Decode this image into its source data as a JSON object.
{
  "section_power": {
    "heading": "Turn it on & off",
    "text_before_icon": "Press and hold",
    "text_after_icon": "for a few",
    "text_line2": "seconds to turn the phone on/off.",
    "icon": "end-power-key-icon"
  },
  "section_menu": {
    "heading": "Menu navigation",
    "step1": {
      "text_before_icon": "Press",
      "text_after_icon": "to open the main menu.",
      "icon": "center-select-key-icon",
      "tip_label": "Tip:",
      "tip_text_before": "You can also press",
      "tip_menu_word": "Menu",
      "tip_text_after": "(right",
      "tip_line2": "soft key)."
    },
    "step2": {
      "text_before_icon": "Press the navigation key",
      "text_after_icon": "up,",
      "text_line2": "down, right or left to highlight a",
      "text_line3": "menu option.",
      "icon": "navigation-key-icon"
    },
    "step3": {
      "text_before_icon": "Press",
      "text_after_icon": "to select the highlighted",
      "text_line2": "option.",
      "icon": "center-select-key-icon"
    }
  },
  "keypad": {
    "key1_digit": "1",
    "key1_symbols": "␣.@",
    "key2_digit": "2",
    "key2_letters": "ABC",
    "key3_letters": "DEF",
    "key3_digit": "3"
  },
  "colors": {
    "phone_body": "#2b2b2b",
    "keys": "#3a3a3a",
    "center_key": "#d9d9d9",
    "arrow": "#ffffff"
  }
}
###
WORK TO BE COMPLETED: Pick out all the lines with the word "option" in them and copy them.

RIGHT ANSWER:
      "text_line3": "menu option.",
      "text_line2": "option.",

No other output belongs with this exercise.